— Exercise details —
Determine the number of lines where "WILDLIFE" occurs and reply with that number by itself.

— Data for the task —
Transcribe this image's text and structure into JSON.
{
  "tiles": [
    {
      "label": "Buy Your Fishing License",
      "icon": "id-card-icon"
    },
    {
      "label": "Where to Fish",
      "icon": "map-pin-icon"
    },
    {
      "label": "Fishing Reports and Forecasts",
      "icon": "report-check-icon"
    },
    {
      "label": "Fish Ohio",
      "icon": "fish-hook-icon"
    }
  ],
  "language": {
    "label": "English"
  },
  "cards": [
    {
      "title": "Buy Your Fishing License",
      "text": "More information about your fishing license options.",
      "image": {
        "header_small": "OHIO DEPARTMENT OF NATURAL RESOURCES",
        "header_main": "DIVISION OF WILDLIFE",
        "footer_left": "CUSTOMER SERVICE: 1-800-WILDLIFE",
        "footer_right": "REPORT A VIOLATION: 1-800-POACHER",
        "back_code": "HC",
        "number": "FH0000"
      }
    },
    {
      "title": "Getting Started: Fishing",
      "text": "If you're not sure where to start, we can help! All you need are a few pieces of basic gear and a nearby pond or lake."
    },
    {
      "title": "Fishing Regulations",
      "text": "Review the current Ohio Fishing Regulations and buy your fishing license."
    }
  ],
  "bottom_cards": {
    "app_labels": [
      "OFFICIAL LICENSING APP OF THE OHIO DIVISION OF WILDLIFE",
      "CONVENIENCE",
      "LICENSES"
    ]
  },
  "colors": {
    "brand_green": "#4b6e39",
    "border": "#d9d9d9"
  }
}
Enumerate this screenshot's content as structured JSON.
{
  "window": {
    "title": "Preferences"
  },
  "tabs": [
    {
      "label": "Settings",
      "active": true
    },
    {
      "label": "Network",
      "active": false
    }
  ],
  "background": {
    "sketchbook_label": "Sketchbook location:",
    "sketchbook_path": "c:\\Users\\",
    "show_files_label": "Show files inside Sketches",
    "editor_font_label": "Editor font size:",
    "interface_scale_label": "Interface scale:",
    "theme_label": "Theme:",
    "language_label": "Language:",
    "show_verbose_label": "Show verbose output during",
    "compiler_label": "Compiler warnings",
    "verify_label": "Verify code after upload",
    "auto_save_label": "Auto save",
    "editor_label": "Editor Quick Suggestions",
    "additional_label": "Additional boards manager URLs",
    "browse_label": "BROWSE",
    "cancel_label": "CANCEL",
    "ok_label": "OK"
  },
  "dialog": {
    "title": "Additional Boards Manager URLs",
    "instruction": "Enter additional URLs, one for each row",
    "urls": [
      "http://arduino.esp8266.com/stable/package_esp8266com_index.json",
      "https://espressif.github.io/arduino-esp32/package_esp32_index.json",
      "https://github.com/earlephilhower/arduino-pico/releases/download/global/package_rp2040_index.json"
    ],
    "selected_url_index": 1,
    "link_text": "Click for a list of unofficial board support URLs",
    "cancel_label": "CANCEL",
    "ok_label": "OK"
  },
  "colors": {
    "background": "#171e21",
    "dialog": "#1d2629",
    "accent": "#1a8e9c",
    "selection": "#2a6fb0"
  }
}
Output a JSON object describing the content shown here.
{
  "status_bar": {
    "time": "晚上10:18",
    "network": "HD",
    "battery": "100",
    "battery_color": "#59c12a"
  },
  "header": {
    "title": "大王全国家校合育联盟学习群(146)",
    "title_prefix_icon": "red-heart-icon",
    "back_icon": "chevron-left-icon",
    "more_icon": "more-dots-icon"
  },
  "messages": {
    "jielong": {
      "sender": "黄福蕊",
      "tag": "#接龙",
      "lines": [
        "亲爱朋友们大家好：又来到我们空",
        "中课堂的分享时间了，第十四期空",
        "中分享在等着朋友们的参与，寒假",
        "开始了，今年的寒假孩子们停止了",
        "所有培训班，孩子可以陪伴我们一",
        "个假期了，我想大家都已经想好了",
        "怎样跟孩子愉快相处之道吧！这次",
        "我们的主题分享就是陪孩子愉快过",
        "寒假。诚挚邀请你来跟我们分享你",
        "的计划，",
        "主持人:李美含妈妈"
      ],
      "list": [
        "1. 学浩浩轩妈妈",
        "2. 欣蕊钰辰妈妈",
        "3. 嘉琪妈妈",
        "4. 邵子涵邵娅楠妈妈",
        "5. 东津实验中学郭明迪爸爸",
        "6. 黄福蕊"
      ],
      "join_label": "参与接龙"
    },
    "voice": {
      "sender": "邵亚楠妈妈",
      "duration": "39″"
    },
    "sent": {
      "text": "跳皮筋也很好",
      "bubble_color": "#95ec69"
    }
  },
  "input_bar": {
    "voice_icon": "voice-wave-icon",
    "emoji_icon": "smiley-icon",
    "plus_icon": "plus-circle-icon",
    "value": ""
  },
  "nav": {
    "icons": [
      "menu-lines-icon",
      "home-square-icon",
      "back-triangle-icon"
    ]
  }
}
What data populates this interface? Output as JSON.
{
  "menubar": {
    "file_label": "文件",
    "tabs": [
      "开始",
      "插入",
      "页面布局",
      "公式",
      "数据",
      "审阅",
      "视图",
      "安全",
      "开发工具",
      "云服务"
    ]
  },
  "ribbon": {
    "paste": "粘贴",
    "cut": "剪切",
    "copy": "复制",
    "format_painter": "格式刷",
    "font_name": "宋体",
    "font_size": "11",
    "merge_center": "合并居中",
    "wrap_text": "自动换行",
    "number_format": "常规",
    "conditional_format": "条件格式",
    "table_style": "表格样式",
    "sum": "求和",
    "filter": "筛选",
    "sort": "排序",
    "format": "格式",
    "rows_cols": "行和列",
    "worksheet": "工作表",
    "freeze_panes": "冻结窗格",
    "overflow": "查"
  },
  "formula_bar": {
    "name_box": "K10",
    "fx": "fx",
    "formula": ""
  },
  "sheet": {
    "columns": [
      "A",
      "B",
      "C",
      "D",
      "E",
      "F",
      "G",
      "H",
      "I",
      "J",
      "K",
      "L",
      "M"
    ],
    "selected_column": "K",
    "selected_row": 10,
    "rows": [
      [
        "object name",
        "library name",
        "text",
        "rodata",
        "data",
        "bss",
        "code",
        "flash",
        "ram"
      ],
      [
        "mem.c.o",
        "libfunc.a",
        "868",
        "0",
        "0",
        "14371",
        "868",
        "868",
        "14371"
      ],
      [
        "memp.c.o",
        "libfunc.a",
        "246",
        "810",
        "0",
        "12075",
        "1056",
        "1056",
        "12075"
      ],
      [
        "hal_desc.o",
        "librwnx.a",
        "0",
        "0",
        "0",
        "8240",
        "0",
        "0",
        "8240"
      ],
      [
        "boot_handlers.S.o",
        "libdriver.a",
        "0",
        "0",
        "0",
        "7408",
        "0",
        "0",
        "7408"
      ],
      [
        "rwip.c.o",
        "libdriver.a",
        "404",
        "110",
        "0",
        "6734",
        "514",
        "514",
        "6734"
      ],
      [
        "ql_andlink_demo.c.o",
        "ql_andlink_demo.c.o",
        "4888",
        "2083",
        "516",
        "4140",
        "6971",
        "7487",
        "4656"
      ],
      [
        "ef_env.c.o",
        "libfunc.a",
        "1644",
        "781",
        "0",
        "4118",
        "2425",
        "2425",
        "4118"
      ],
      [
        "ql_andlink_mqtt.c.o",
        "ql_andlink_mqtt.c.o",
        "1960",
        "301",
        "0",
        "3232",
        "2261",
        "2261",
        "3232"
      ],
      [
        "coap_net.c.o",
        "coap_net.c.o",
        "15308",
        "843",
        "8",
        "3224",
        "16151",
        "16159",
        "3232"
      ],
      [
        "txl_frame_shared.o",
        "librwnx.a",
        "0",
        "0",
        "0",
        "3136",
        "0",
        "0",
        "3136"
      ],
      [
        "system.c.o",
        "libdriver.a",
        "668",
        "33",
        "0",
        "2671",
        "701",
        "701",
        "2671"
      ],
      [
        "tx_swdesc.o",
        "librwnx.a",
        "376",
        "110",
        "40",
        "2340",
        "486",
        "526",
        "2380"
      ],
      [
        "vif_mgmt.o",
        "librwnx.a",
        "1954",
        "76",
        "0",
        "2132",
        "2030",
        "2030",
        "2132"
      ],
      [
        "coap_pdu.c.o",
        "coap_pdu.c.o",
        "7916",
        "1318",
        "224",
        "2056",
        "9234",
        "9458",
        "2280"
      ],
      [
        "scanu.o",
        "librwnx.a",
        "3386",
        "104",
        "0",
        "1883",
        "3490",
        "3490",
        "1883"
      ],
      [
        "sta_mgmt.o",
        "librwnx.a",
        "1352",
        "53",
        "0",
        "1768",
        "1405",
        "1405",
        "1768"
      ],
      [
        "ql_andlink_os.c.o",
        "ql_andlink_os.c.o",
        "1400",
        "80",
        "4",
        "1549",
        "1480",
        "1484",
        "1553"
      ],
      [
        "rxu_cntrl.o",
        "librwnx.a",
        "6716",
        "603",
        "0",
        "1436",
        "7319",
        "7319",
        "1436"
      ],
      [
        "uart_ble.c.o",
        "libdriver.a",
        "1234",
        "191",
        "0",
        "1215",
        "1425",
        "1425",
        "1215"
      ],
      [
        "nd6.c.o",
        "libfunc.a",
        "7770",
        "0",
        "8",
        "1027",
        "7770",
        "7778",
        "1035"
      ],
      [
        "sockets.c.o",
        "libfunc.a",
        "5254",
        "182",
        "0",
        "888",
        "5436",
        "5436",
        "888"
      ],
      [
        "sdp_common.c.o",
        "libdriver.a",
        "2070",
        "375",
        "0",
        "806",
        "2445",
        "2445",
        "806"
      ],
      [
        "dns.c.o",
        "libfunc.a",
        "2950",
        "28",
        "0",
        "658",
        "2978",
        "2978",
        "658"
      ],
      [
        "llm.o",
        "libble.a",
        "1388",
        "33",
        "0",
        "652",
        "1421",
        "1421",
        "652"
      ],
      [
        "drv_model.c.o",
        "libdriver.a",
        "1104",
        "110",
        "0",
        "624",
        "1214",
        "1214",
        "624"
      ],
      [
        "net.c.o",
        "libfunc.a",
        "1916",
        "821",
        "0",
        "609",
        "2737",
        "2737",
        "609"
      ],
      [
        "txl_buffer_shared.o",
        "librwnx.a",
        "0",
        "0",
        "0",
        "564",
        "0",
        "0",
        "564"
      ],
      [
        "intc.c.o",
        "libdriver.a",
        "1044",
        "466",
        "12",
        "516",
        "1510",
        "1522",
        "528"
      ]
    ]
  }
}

— Complete output —
3